Copy out all the lines where "Castilla" shows up.
-------- RECORD LIST
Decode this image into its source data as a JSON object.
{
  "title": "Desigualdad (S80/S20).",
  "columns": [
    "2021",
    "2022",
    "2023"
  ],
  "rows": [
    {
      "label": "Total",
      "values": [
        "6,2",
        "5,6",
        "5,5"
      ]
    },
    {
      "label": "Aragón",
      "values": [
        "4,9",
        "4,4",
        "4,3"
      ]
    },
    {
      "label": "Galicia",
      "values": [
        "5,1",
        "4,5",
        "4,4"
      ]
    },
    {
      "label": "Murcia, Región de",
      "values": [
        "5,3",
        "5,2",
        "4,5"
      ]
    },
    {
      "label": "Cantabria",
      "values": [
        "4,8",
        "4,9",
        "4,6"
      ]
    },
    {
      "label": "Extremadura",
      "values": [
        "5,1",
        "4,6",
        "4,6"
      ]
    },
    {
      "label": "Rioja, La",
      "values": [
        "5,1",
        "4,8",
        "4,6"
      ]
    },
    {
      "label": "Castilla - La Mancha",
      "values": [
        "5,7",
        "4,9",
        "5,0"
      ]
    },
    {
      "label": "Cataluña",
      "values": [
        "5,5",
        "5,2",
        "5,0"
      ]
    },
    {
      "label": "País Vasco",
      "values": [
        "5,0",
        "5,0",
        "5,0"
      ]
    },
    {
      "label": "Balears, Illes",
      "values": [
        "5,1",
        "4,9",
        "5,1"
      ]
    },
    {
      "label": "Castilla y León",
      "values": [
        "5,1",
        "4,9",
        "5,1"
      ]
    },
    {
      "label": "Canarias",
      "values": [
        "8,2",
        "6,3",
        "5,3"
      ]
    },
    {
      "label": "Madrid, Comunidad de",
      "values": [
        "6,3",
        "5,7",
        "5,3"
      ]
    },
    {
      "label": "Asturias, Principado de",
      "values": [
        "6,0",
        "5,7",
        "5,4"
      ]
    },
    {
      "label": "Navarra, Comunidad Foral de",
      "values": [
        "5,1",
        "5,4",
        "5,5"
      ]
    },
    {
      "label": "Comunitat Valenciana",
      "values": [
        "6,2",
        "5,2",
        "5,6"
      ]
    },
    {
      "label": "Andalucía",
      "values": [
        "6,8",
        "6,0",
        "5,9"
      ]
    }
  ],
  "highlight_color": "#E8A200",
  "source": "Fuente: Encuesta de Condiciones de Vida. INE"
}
----------------
**EXPECTED ANSWER**
      "label": "Castilla - La Mancha",
      "label": "Castilla y León",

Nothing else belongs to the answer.